Data excerpts:

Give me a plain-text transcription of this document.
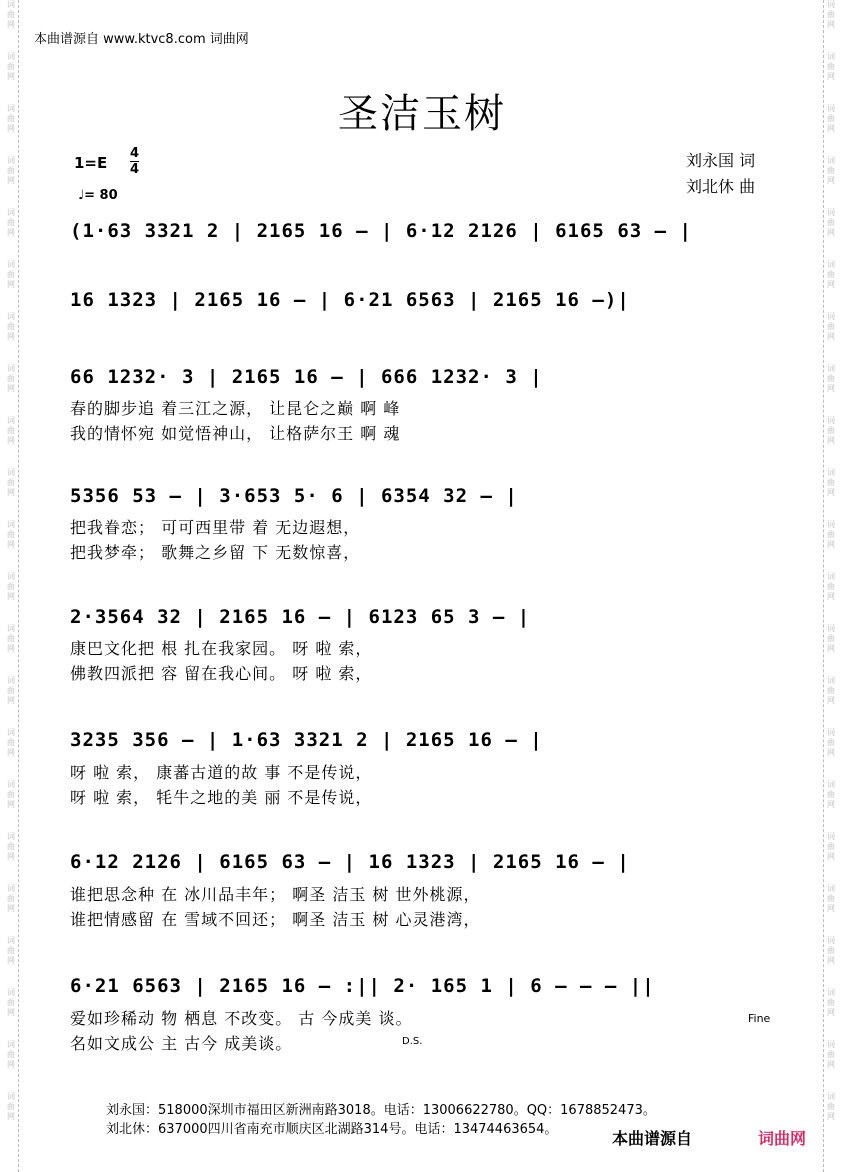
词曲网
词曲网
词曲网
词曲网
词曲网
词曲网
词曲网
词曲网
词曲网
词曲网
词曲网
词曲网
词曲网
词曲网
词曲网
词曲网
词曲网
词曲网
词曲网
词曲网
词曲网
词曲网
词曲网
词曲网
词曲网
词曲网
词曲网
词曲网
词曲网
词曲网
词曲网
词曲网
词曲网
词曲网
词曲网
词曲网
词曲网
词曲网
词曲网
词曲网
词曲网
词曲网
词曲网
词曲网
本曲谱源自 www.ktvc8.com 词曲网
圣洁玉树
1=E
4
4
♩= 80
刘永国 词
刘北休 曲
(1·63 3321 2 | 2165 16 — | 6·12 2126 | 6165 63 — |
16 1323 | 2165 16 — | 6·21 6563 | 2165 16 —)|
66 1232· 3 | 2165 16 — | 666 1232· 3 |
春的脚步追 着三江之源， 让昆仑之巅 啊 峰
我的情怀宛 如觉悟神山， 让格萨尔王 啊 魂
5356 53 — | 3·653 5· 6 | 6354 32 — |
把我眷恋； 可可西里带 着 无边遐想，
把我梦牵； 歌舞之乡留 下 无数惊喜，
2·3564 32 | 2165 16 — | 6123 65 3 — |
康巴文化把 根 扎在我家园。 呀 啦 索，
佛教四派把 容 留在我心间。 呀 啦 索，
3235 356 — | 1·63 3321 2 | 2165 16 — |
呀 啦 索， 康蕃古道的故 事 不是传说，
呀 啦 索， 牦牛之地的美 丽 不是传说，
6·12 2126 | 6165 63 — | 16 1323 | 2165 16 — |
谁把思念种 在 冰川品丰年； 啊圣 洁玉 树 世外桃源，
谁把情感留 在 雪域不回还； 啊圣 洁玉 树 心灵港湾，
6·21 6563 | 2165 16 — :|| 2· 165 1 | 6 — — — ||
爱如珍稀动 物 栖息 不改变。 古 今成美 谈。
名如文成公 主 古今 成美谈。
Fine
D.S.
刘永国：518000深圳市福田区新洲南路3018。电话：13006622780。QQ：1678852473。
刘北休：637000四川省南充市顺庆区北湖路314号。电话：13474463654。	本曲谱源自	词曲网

What to produce :: Pictures are excluded; copy every other part of the records exactly.

Exercise response ::
Give me a plain-text transcription of this document.
词曲网
词曲网
词曲网
词曲网
词曲网
词曲网
词曲网
词曲网
词曲网
词曲网
词曲网
词曲网
词曲网
词曲网
词曲网
词曲网
词曲网
词曲网
词曲网
词曲网
词曲网
词曲网
词曲网
词曲网
词曲网
词曲网
词曲网
词曲网
词曲网
词曲网
词曲网
词曲网
词曲网
词曲网
词曲网
词曲网
词曲网
词曲网
词曲网
词曲网
词曲网
词曲网
词曲网
词曲网
本曲谱源自 www.ktvc8.com 词曲网
圣洁玉树
1=E
4
4
♩= 80
刘永国 词
刘北休 曲
(1·63 3321 2 | 2165 16 — | 6·12 2126 | 6165 63 — |
16 1323 | 2165 16 — | 6·21 6563 | 2165 16 —)|
66 1232· 3 | 2165 16 — | 666 1232· 3 |
春的脚步追 着三江之源， 让昆仑之巅 啊 峰
我的情怀宛 如觉悟神山， 让格萨尔王 啊 魂
5356 53 — | 3·653 5· 6 | 6354 32 — |
把我眷恋； 可可西里带 着 无边遐想，
把我梦牵； 歌舞之乡留 下 无数惊喜，
2·3564 32 | 2165 16 — | 6123 65 3 — |
康巴文化把 根 扎在我家园。 呀 啦 索，
佛教四派把 容 留在我心间。 呀 啦 索，
3235 356 — | 1·63 3321 2 | 2165 16 — |
呀 啦 索， 康蕃古道的故 事 不是传说，
呀 啦 索， 牦牛之地的美 丽 不是传说，
6·12 2126 | 6165 63 — | 16 1323 | 2165 16 — |
谁把思念种 在 冰川品丰年； 啊圣 洁玉 树 世外桃源，
谁把情感留 在 雪域不回还； 啊圣 洁玉 树 心灵港湾，
6·21 6563 | 2165 16 — :|| 2· 165 1 | 6 — — — ||
爱如珍稀动 物 栖息 不改变。 古 今成美 谈。
名如文成公 主 古今 成美谈。
Fine
D.S.
刘永国：518000深圳市福田区新洲南路3018。电话：13006622780。QQ：1678852473。
刘北休：637000四川省南充市顺庆区北湖路314号。电话：13474463654。	本曲谱源自	词曲网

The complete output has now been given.